Look through the lines below; wherever the word "tube" appears, copy that line.

Information →

Segment Open

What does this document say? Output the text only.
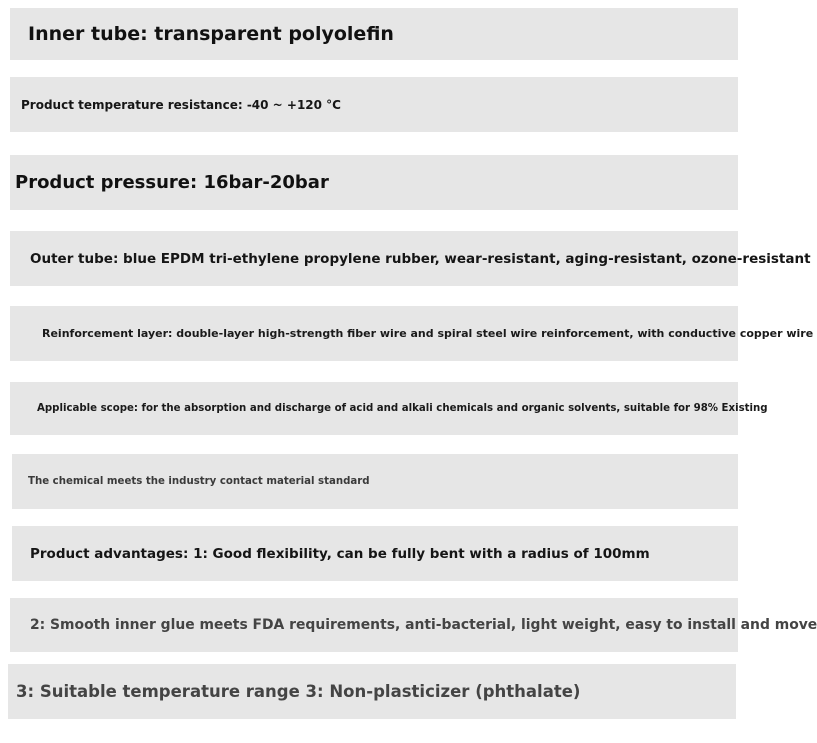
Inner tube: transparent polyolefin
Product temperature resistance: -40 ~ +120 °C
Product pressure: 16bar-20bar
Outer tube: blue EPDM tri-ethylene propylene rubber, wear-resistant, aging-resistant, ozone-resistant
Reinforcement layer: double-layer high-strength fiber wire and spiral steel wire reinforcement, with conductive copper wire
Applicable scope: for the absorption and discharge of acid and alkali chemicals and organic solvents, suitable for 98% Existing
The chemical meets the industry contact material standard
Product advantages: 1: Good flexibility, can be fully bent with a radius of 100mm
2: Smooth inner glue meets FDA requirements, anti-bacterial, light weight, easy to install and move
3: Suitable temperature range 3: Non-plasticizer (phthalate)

Segment Closed
Segment Open

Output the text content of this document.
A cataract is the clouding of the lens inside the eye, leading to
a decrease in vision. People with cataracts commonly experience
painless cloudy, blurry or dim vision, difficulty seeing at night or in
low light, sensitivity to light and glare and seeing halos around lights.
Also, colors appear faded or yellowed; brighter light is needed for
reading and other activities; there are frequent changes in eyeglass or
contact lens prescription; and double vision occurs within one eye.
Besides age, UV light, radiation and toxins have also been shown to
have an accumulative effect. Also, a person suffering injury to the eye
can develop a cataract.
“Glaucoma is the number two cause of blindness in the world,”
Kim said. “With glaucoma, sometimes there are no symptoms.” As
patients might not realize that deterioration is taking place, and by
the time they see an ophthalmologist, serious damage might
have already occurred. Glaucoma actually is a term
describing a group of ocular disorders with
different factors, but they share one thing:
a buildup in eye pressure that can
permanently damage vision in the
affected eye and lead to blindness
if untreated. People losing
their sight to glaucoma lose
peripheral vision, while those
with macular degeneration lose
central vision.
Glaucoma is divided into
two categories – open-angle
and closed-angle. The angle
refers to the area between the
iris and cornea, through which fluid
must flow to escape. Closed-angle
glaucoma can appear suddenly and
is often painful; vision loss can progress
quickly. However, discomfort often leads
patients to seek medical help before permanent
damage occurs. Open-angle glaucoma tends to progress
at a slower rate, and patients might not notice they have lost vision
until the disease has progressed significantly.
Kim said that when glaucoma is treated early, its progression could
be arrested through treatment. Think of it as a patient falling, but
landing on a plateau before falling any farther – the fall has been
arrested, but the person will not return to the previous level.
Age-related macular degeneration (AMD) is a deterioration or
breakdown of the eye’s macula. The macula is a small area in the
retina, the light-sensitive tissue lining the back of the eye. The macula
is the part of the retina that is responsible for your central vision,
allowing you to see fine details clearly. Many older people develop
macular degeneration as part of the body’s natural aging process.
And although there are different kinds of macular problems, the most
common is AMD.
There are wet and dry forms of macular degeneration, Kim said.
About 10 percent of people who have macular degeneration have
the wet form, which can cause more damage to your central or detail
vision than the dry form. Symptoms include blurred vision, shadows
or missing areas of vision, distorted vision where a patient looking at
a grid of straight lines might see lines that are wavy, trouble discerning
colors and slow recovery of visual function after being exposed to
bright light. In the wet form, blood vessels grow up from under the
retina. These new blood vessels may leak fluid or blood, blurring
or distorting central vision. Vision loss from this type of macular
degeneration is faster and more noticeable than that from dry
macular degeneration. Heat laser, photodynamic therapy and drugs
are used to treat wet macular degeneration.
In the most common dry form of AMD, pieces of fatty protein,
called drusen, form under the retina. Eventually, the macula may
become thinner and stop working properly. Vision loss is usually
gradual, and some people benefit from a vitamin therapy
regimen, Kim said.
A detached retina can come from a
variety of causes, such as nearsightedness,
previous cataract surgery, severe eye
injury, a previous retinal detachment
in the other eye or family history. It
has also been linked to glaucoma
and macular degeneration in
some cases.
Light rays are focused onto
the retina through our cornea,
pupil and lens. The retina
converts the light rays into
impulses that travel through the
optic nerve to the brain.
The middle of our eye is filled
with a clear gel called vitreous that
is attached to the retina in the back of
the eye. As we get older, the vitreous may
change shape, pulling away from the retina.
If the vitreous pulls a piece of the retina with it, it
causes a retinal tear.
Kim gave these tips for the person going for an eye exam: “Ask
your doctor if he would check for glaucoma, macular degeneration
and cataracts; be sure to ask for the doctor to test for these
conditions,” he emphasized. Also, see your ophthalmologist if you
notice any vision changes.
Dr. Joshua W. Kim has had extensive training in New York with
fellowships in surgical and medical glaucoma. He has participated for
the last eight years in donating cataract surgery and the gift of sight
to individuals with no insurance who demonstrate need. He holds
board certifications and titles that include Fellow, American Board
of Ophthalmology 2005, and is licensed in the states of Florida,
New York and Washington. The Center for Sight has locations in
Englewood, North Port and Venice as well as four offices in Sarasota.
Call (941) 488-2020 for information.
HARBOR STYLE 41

Segment Closed
Segment Open

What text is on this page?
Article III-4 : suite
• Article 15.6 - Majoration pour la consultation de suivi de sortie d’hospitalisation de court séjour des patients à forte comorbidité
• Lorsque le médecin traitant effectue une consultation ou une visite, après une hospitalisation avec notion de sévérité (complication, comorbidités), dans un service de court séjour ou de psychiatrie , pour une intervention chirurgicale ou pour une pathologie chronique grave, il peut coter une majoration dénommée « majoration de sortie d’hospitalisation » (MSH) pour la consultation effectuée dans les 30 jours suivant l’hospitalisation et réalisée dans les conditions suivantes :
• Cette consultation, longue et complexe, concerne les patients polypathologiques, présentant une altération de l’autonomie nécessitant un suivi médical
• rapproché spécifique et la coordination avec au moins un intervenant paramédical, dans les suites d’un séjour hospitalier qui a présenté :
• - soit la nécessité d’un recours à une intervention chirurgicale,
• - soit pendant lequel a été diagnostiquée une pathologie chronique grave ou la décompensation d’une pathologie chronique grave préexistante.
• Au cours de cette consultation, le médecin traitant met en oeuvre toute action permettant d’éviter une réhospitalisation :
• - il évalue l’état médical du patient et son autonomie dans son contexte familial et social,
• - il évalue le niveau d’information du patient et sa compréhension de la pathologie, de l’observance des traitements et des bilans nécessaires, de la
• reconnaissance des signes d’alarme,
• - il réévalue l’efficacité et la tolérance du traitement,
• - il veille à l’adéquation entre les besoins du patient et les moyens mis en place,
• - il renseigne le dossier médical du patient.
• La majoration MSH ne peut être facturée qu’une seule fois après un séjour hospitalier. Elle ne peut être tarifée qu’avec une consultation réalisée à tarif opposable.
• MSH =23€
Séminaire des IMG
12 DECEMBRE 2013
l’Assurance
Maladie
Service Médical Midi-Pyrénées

Segment Closed

Expected answer →
Inner tube: transparent polyolefin
Outer tube: blue EPDM tri-ethylene propylene rubber, wear-resistant, aging-resistant, ozone-resistant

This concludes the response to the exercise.